• What to do: Copy each line of the entries that contains the word "nand".
### Exercise material ###
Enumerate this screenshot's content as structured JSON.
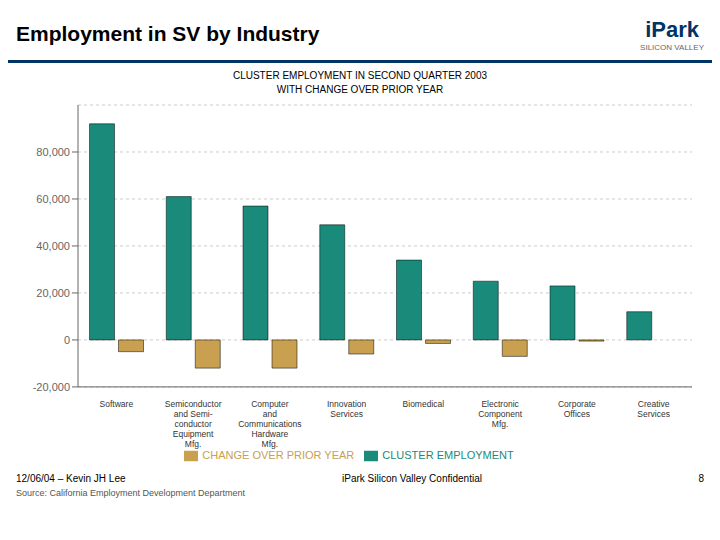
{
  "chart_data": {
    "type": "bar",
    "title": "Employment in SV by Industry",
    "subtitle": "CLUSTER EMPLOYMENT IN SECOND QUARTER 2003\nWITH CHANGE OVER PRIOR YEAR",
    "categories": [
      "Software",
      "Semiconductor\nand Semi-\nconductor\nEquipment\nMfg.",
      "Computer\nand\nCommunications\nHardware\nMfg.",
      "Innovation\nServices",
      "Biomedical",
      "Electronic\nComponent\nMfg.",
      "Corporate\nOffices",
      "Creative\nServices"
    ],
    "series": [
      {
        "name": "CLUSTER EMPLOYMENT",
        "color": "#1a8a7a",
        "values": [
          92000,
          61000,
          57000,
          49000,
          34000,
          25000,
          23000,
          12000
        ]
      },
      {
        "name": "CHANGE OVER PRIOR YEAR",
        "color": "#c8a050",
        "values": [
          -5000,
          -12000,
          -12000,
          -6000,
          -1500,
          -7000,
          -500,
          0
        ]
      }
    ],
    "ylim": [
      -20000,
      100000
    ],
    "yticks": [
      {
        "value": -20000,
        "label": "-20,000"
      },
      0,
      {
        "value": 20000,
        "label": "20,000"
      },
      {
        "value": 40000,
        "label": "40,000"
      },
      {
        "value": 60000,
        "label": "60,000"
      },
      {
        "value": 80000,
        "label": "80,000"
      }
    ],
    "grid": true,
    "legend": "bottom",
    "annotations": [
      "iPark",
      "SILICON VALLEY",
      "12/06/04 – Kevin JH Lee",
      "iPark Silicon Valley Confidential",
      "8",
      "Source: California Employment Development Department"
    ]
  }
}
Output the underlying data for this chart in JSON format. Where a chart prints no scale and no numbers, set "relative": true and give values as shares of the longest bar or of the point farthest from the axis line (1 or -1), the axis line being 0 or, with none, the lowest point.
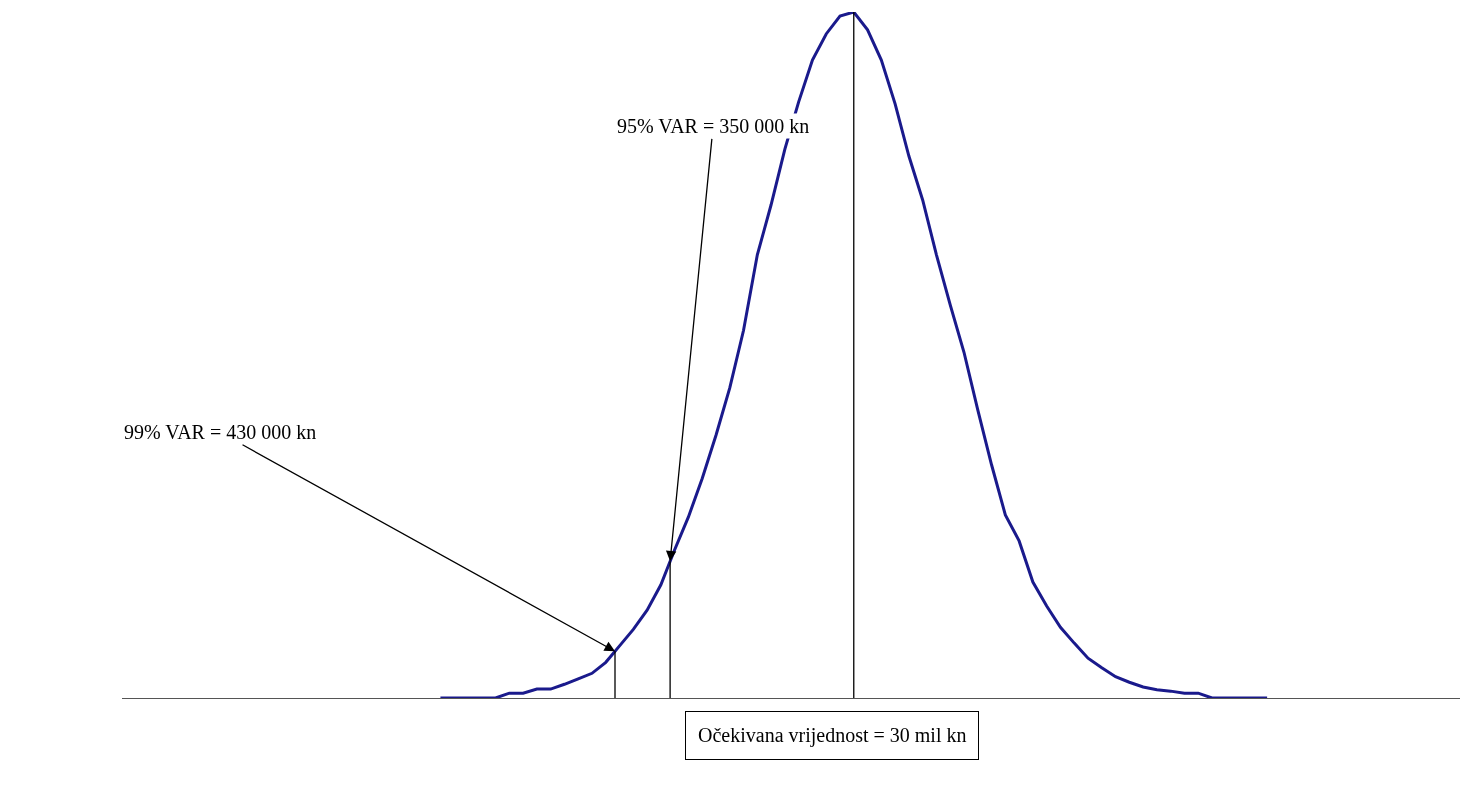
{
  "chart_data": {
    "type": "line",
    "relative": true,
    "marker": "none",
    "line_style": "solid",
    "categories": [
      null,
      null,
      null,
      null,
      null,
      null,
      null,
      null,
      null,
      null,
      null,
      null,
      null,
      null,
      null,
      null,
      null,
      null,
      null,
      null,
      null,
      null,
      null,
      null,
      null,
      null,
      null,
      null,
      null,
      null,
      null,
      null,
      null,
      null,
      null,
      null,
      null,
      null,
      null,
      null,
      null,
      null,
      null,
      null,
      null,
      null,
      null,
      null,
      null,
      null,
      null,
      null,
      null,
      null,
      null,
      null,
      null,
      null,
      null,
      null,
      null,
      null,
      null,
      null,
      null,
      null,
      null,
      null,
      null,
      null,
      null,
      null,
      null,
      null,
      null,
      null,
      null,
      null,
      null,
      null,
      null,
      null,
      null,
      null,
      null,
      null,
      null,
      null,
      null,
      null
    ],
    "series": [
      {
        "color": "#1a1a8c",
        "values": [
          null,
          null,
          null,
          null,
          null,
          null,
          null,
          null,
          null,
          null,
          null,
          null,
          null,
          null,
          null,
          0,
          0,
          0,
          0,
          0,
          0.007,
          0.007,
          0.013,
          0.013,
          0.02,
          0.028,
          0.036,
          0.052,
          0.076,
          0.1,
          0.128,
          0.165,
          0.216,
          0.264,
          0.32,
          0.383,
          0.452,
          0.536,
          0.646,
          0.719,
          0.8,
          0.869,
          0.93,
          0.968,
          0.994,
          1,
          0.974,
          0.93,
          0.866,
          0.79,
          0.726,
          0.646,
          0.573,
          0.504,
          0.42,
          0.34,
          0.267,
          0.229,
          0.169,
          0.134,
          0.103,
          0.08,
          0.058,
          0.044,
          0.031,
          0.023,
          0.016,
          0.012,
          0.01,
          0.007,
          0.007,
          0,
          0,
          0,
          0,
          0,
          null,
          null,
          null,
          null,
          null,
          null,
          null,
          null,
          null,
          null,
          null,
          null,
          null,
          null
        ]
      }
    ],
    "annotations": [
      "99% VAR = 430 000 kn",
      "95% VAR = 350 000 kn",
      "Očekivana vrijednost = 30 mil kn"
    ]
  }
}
###
### Exercise material ###
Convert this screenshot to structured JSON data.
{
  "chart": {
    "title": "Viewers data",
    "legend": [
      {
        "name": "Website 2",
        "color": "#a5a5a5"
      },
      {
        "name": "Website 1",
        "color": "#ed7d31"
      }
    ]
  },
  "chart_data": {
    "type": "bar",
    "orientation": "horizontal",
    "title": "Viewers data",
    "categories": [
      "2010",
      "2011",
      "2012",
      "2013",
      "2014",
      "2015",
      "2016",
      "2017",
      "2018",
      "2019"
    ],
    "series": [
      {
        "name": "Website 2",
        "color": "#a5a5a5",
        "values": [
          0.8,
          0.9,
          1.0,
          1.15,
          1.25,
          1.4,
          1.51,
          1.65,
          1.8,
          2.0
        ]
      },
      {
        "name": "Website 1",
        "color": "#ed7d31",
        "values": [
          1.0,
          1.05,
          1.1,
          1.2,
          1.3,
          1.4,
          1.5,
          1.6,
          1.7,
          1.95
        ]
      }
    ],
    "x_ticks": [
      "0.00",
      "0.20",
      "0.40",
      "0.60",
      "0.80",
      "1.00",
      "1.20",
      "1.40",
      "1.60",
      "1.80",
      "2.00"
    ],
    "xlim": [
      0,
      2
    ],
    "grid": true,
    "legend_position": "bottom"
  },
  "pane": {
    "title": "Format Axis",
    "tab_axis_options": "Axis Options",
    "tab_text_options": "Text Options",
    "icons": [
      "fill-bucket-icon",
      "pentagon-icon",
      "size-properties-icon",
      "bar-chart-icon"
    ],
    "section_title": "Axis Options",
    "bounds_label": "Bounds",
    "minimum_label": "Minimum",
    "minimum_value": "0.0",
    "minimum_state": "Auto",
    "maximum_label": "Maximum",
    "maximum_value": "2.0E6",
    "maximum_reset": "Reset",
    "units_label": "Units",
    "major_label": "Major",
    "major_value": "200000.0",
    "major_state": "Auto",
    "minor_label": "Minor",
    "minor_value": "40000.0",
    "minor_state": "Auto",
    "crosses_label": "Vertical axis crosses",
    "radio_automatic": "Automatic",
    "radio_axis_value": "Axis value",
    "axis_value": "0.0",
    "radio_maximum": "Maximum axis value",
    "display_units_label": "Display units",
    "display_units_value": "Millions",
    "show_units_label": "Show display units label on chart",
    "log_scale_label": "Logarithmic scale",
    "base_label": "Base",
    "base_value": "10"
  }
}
###
### Exercise material ###
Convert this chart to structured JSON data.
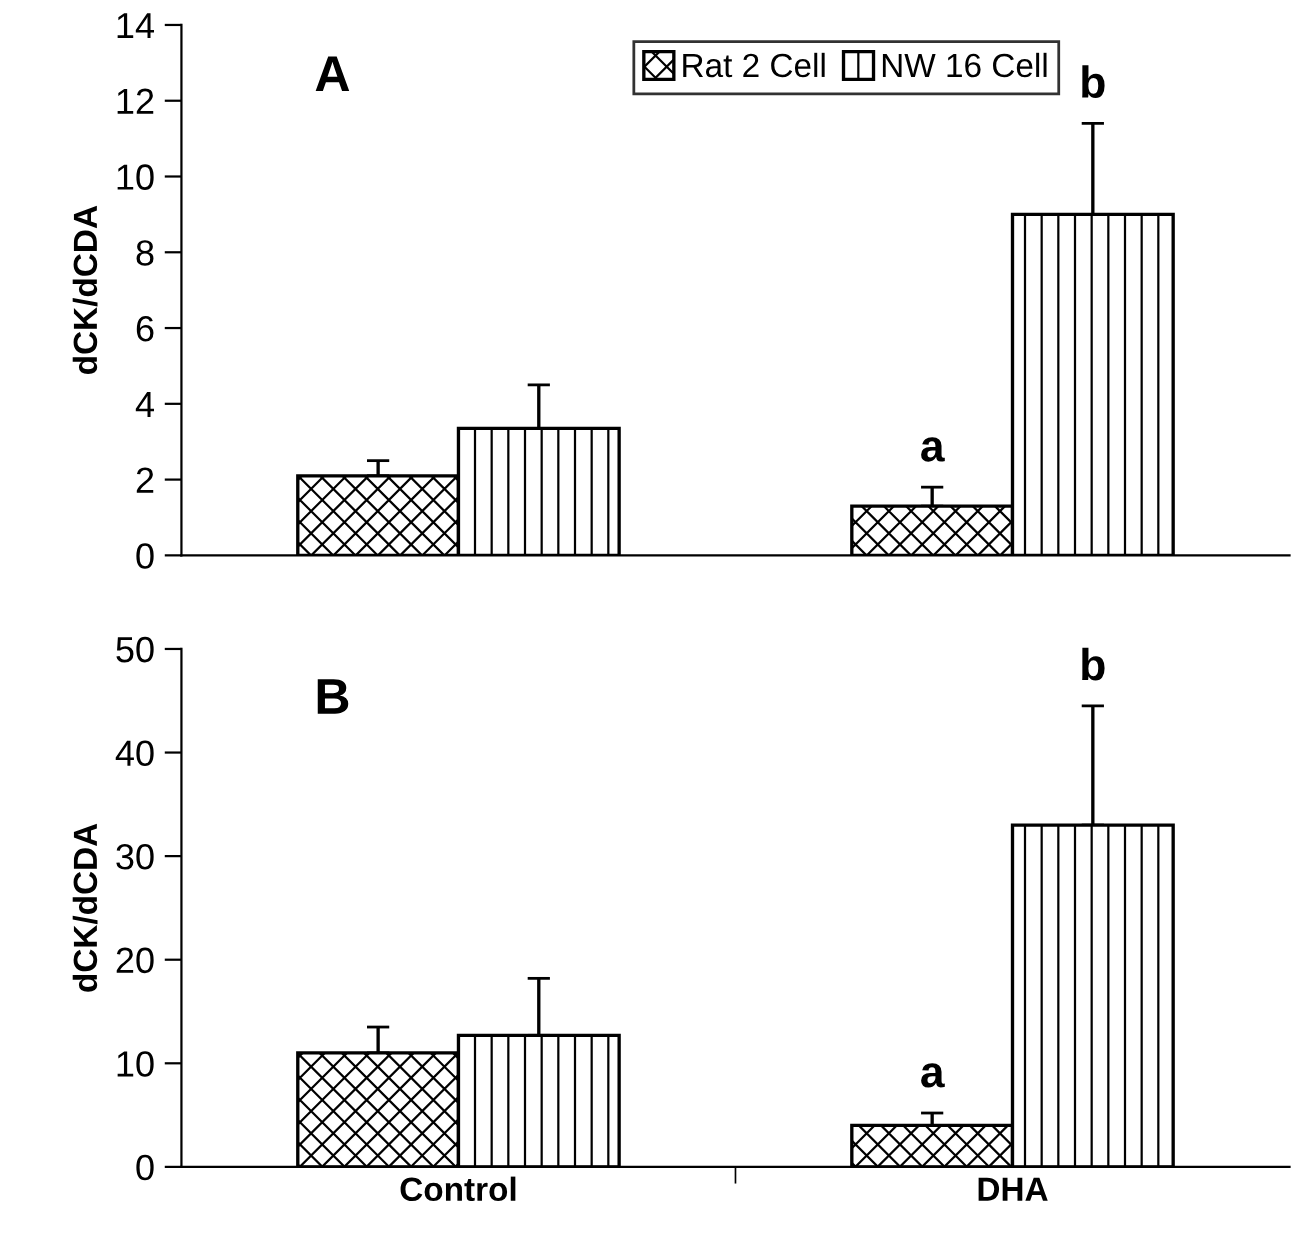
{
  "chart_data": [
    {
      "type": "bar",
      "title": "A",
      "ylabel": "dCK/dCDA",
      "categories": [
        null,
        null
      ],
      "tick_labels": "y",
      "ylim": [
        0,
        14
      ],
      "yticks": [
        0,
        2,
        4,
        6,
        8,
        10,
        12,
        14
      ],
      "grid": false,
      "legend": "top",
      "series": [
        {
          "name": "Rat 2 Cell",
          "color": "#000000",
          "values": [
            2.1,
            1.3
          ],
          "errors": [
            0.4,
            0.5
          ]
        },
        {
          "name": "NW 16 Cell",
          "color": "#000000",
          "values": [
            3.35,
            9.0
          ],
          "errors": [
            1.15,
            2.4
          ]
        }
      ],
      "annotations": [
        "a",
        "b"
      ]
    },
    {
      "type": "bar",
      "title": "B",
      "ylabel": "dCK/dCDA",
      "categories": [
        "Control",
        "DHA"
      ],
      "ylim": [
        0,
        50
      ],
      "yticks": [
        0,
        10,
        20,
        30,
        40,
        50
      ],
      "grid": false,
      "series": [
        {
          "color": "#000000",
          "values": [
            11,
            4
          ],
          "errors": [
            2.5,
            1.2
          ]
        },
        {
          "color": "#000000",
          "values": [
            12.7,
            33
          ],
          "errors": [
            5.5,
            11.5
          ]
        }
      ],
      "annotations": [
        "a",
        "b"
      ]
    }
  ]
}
###
• Written solution:
      "Semiconductor\nand Semi-\nconductor\nEquipment\nMfg.",
      "Computer\nand\nCommunications\nHardware\nMfg.",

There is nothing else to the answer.